-- begin --

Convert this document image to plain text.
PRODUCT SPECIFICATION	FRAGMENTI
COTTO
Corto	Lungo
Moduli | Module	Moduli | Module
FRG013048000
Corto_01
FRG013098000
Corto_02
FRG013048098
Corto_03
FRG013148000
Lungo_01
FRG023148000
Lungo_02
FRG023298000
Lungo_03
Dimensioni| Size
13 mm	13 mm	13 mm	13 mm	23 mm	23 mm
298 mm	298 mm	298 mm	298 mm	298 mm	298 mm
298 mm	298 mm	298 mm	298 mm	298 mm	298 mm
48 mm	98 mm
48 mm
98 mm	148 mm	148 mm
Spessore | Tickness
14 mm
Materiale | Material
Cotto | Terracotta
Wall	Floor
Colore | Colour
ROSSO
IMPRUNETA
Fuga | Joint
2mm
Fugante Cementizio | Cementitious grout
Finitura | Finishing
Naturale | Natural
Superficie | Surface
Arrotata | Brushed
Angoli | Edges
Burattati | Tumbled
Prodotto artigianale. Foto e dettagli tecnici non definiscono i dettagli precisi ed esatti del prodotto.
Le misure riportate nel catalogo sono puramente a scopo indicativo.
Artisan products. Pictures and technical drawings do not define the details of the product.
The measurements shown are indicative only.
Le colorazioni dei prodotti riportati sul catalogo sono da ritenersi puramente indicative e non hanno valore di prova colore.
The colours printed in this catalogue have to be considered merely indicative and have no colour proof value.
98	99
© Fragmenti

-- end --

THE TASK:
Find the string "this" in the listing and return every line that holds it.

TASK OUTPUT:
Convert this document image to plain text.
The colours printed in this catalogue have to be considered merely indicative and have no colour proof value.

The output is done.